__Task requirements__
Format the entries from the line containing "Localize each UI" through the line containing "intro-line-2: portal. We" as a numbered list, including both of those lines and omitting any blank lines.

>> START

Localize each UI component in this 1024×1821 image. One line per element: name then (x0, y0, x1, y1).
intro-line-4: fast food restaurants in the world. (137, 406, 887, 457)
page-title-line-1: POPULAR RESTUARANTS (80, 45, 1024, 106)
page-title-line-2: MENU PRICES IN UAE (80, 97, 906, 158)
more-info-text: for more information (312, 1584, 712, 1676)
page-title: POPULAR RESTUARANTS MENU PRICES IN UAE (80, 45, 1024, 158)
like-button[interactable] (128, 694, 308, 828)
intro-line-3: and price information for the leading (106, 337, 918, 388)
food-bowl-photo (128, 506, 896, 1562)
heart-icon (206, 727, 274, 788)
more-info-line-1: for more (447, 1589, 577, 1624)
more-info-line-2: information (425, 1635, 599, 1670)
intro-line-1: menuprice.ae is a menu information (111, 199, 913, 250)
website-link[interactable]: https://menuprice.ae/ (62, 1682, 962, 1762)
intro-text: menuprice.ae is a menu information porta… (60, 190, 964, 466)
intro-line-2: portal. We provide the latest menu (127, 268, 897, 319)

>> END
>> START

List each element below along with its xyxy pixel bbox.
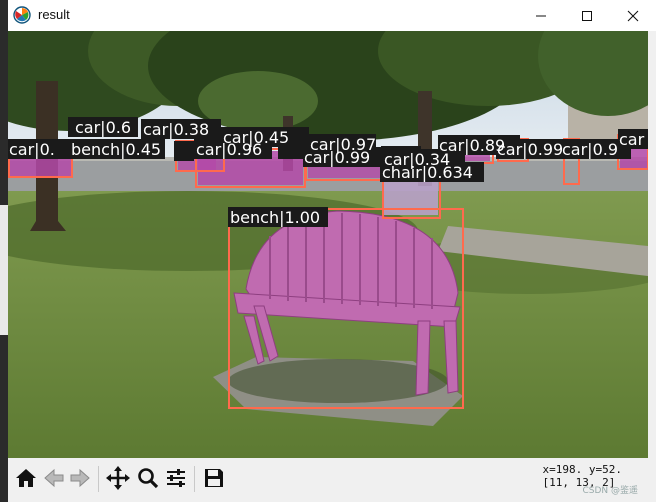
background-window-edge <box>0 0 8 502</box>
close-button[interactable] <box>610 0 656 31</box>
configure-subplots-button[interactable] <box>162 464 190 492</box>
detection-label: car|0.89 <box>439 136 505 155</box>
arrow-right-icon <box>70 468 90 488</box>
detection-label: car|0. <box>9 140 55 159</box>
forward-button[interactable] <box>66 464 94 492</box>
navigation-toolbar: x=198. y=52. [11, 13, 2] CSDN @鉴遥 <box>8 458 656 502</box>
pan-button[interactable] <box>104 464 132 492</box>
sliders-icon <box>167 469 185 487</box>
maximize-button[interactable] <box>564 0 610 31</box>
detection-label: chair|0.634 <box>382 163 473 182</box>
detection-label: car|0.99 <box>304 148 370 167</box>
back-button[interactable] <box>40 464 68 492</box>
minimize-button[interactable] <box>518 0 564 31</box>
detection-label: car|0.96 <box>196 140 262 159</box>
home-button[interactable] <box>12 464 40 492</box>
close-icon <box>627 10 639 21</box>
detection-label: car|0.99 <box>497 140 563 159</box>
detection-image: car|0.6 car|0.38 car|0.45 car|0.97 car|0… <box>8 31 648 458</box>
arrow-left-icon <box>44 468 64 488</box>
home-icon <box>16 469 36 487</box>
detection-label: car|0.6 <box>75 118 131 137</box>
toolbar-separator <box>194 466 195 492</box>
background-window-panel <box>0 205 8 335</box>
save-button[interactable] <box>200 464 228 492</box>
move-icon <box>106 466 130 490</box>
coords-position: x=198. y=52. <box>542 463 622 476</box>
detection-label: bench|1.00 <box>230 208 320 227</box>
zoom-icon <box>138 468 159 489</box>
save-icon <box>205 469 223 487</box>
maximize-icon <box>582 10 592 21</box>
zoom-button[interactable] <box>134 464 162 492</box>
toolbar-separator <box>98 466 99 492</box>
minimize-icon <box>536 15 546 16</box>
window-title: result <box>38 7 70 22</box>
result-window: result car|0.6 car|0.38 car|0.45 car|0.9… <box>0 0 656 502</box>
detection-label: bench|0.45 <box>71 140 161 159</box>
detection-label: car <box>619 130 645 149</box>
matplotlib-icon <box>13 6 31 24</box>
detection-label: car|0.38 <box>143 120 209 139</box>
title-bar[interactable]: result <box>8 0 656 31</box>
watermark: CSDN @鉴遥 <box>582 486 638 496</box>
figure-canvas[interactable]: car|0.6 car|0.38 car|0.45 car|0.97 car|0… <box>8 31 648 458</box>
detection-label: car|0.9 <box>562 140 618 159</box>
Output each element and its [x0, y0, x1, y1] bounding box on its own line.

>> END

__Expected answer__
1. Localize each UI component in this 1024×1821 image. One line per element: name then (x0, y0, x1, y1).
2. intro-line-4: fast food restaurants in the world. (137, 406, 887, 457)
3. page-title-line-1: POPULAR RESTUARANTS (80, 45, 1024, 106)
4. page-title-line-2: MENU PRICES IN UAE (80, 97, 906, 158)
5. more-info-text: for more information (312, 1584, 712, 1676)
6. page-title: POPULAR RESTUARANTS MENU PRICES IN UAE (80, 45, 1024, 158)
7. like-button[interactable] (128, 694, 308, 828)
8. intro-line-3: and price information for the leading (106, 337, 918, 388)
9. food-bowl-photo (128, 506, 896, 1562)
10. heart-icon (206, 727, 274, 788)
11. more-info-line-1: for more (447, 1589, 577, 1624)
12. more-info-line-2: information (425, 1635, 599, 1670)
13. intro-line-1: menuprice.ae is a menu information (111, 199, 913, 250)
14. website-link[interactable]: https://menuprice.ae/ (62, 1682, 962, 1762)
15. intro-text: menuprice.ae is a menu information porta… (60, 190, 964, 466)
16. intro-line-2: portal. We provide the latest menu (127, 268, 897, 319)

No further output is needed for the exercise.